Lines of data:
--*--
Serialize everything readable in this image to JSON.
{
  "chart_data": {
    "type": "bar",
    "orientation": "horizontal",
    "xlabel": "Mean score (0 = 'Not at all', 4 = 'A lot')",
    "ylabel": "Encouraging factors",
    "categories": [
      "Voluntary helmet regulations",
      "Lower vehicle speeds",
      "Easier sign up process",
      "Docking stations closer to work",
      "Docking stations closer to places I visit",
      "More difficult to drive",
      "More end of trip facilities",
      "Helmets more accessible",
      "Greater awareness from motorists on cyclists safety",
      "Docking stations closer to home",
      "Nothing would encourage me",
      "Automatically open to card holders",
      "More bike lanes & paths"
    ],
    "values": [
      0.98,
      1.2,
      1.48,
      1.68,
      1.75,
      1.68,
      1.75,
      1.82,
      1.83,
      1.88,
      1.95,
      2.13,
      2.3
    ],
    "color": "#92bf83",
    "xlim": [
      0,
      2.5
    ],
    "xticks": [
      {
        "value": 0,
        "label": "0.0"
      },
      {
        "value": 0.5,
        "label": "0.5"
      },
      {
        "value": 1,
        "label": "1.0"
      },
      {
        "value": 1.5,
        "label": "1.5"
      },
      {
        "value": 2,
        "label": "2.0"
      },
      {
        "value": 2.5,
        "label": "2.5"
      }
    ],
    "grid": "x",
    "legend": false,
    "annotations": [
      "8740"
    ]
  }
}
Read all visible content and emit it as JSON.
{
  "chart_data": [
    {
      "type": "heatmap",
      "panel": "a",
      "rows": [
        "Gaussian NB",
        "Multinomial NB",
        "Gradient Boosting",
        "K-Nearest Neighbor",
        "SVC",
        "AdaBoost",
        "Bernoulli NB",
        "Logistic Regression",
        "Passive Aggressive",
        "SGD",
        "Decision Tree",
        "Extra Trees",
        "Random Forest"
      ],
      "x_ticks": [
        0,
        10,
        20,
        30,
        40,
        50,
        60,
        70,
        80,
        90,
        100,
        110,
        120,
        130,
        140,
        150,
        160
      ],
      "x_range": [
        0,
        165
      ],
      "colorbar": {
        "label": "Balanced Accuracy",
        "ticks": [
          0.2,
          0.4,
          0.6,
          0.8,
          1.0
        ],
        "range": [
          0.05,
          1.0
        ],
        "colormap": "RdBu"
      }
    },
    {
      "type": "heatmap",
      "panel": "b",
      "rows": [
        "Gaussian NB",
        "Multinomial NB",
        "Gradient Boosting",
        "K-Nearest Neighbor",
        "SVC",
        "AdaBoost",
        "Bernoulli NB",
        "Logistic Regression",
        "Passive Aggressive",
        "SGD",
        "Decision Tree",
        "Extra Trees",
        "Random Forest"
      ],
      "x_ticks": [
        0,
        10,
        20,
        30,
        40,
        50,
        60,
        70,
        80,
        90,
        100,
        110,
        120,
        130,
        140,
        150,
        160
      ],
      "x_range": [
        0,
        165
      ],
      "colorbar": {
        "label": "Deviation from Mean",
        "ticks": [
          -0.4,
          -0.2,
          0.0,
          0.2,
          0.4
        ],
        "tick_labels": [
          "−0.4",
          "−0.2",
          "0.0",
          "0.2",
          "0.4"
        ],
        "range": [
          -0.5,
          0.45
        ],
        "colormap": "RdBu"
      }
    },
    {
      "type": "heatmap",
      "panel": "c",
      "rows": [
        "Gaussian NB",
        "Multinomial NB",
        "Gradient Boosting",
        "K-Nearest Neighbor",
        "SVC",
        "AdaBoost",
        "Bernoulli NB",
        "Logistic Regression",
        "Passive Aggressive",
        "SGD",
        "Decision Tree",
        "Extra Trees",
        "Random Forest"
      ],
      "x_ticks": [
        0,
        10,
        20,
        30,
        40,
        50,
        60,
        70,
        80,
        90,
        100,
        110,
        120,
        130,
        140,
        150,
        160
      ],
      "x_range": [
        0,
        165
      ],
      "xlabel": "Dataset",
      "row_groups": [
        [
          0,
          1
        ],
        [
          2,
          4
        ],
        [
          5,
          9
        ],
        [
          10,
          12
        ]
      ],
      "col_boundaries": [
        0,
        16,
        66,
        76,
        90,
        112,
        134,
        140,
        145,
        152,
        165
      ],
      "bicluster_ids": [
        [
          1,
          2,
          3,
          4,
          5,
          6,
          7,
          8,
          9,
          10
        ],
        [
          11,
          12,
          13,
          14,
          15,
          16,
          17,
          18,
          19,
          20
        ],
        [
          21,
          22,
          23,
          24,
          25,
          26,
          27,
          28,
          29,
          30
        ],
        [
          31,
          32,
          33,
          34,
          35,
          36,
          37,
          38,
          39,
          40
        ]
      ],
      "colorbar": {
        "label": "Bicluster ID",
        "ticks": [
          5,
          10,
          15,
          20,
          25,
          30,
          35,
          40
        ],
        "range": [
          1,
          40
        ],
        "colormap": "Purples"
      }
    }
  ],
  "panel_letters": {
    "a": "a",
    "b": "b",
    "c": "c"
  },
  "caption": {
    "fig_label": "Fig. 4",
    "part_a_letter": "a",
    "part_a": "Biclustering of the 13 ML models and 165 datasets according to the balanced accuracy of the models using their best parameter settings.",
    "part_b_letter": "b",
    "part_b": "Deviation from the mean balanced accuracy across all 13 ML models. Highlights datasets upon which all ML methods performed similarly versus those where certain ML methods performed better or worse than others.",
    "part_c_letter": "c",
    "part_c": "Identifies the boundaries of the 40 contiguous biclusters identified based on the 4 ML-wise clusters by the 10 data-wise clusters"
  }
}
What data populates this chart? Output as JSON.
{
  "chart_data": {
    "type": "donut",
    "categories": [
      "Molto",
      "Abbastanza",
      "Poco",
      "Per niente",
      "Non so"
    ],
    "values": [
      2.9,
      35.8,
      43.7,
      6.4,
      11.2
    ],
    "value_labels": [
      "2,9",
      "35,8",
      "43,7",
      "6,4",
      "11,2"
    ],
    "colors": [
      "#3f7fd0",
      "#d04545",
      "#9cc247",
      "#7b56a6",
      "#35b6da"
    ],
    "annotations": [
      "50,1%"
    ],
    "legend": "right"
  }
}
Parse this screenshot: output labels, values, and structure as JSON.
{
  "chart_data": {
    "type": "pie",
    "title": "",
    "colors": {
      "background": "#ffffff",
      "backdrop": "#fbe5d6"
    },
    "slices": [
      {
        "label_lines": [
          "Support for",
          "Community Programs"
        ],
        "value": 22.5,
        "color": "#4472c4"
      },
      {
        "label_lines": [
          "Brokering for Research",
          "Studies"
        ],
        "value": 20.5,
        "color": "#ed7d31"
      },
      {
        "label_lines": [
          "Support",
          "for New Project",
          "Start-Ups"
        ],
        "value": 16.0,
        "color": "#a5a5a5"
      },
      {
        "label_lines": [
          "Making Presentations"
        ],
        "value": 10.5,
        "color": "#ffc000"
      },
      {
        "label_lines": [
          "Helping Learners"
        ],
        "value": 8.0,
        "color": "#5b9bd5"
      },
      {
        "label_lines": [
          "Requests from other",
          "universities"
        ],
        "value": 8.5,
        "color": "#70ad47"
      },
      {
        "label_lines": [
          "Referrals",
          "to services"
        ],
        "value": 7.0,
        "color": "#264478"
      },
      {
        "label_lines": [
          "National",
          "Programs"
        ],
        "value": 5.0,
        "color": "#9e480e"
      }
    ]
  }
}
--*--
- **REQUIREMENTS**
Go through the records above and set each one down exactly, please.

- **THE COMPLETED TASK**
Serialize everything readable in this image to JSON.
{
  "chart_data": {
    "type": "bar",
    "orientation": "horizontal",
    "xlabel": "Mean score (0 = 'Not at all', 4 = 'A lot')",
    "ylabel": "Encouraging factors",
    "categories": [
      "Voluntary helmet regulations",
      "Lower vehicle speeds",
      "Easier sign up process",
      "Docking stations closer to work",
      "Docking stations closer to places I visit",
      "More difficult to drive",
      "More end of trip facilities",
      "Helmets more accessible",
      "Greater awareness from motorists on cyclists safety",
      "Docking stations closer to home",
      "Nothing would encourage me",
      "Automatically open to card holders",
      "More bike lanes & paths"
    ],
    "values": [
      0.98,
      1.2,
      1.48,
      1.68,
      1.75,
      1.68,
      1.75,
      1.82,
      1.83,
      1.88,
      1.95,
      2.13,
      2.3
    ],
    "color": "#92bf83",
    "xlim": [
      0,
      2.5
    ],
    "xticks": [
      {
        "value": 0,
        "label": "0.0"
      },
      {
        "value": 0.5,
        "label": "0.5"
      },
      {
        "value": 1,
        "label": "1.0"
      },
      {
        "value": 1.5,
        "label": "1.5"
      },
      {
        "value": 2,
        "label": "2.0"
      },
      {
        "value": 2.5,
        "label": "2.5"
      }
    ],
    "grid": "x",
    "legend": false,
    "annotations": [
      "8740"
    ]
  }
}
Read all visible content and emit it as JSON.
{
  "chart_data": [
    {
      "type": "heatmap",
      "panel": "a",
      "rows": [
        "Gaussian NB",
        "Multinomial NB",
        "Gradient Boosting",
        "K-Nearest Neighbor",
        "SVC",
        "AdaBoost",
        "Bernoulli NB",
        "Logistic Regression",
        "Passive Aggressive",
        "SGD",
        "Decision Tree",
        "Extra Trees",
        "Random Forest"
      ],
      "x_ticks": [
        0,
        10,
        20,
        30,
        40,
        50,
        60,
        70,
        80,
        90,
        100,
        110,
        120,
        130,
        140,
        150,
        160
      ],
      "x_range": [
        0,
        165
      ],
      "colorbar": {
        "label": "Balanced Accuracy",
        "ticks": [
          0.2,
          0.4,
          0.6,
          0.8,
          1.0
        ],
        "range": [
          0.05,
          1.0
        ],
        "colormap": "RdBu"
      }
    },
    {
      "type": "heatmap",
      "panel": "b",
      "rows": [
        "Gaussian NB",
        "Multinomial NB",
        "Gradient Boosting",
        "K-Nearest Neighbor",
        "SVC",
        "AdaBoost",
        "Bernoulli NB",
        "Logistic Regression",
        "Passive Aggressive",
        "SGD",
        "Decision Tree",
        "Extra Trees",
        "Random Forest"
      ],
      "x_ticks": [
        0,
        10,
        20,
        30,
        40,
        50,
        60,
        70,
        80,
        90,
        100,
        110,
        120,
        130,
        140,
        150,
        160
      ],
      "x_range": [
        0,
        165
      ],
      "colorbar": {
        "label": "Deviation from Mean",
        "ticks": [
          -0.4,
          -0.2,
          0.0,
          0.2,
          0.4
        ],
        "tick_labels": [
          "−0.4",
          "−0.2",
          "0.0",
          "0.2",
          "0.4"
        ],
        "range": [
          -0.5,
          0.45
        ],
        "colormap": "RdBu"
      }
    },
    {
      "type": "heatmap",
      "panel": "c",
      "rows": [
        "Gaussian NB",
        "Multinomial NB",
        "Gradient Boosting",
        "K-Nearest Neighbor",
        "SVC",
        "AdaBoost",
        "Bernoulli NB",
        "Logistic Regression",
        "Passive Aggressive",
        "SGD",
        "Decision Tree",
        "Extra Trees",
        "Random Forest"
      ],
      "x_ticks": [
        0,
        10,
        20,
        30,
        40,
        50,
        60,
        70,
        80,
        90,
        100,
        110,
        120,
        130,
        140,
        150,
        160
      ],
      "x_range": [
        0,
        165
      ],
      "xlabel": "Dataset",
      "row_groups": [
        [
          0,
          1
        ],
        [
          2,
          4
        ],
        [
          5,
          9
        ],
        [
          10,
          12
        ]
      ],
      "col_boundaries": [
        0,
        16,
        66,
        76,
        90,
        112,
        134,
        140,
        145,
        152,
        165
      ],
      "bicluster_ids": [
        [
          1,
          2,
          3,
          4,
          5,
          6,
          7,
          8,
          9,
          10
        ],
        [
          11,
          12,
          13,
          14,
          15,
          16,
          17,
          18,
          19,
          20
        ],
        [
          21,
          22,
          23,
          24,
          25,
          26,
          27,
          28,
          29,
          30
        ],
        [
          31,
          32,
          33,
          34,
          35,
          36,
          37,
          38,
          39,
          40
        ]
      ],
      "colorbar": {
        "label": "Bicluster ID",
        "ticks": [
          5,
          10,
          15,
          20,
          25,
          30,
          35,
          40
        ],
        "range": [
          1,
          40
        ],
        "colormap": "Purples"
      }
    }
  ],
  "panel_letters": {
    "a": "a",
    "b": "b",
    "c": "c"
  },
  "caption": {
    "fig_label": "Fig. 4",
    "part_a_letter": "a",
    "part_a": "Biclustering of the 13 ML models and 165 datasets according to the balanced accuracy of the models using their best parameter settings.",
    "part_b_letter": "b",
    "part_b": "Deviation from the mean balanced accuracy across all 13 ML models. Highlights datasets upon which all ML methods performed similarly versus those where certain ML methods performed better or worse than others.",
    "part_c_letter": "c",
    "part_c": "Identifies the boundaries of the 40 contiguous biclusters identified based on the 4 ML-wise clusters by the 10 data-wise clusters"
  }
}
What data populates this chart? Output as JSON.
{
  "chart_data": {
    "type": "donut",
    "categories": [
      "Molto",
      "Abbastanza",
      "Poco",
      "Per niente",
      "Non so"
    ],
    "values": [
      2.9,
      35.8,
      43.7,
      6.4,
      11.2
    ],
    "value_labels": [
      "2,9",
      "35,8",
      "43,7",
      "6,4",
      "11,2"
    ],
    "colors": [
      "#3f7fd0",
      "#d04545",
      "#9cc247",
      "#7b56a6",
      "#35b6da"
    ],
    "annotations": [
      "50,1%"
    ],
    "legend": "right"
  }
}
Parse this screenshot: output labels, values, and structure as JSON.
{
  "chart_data": {
    "type": "pie",
    "title": "",
    "colors": {
      "background": "#ffffff",
      "backdrop": "#fbe5d6"
    },
    "slices": [
      {
        "label_lines": [
          "Support for",
          "Community Programs"
        ],
        "value": 22.5,
        "color": "#4472c4"
      },
      {
        "label_lines": [
          "Brokering for Research",
          "Studies"
        ],
        "value": 20.5,
        "color": "#ed7d31"
      },
      {
        "label_lines": [
          "Support",
          "for New Project",
          "Start-Ups"
        ],
        "value": 16.0,
        "color": "#a5a5a5"
      },
      {
        "label_lines": [
          "Making Presentations"
        ],
        "value": 10.5,
        "color": "#ffc000"
      },
      {
        "label_lines": [
          "Helping Learners"
        ],
        "value": 8.0,
        "color": "#5b9bd5"
      },
      {
        "label_lines": [
          "Requests from other",
          "universities"
        ],
        "value": 8.5,
        "color": "#70ad47"
      },
      {
        "label_lines": [
          "Referrals",
          "to services"
        ],
        "value": 7.0,
        "color": "#264478"
      },
      {
        "label_lines": [
          "National",
          "Programs"
        ],
        "value": 5.0,
        "color": "#9e480e"
      }
    ]
  }
}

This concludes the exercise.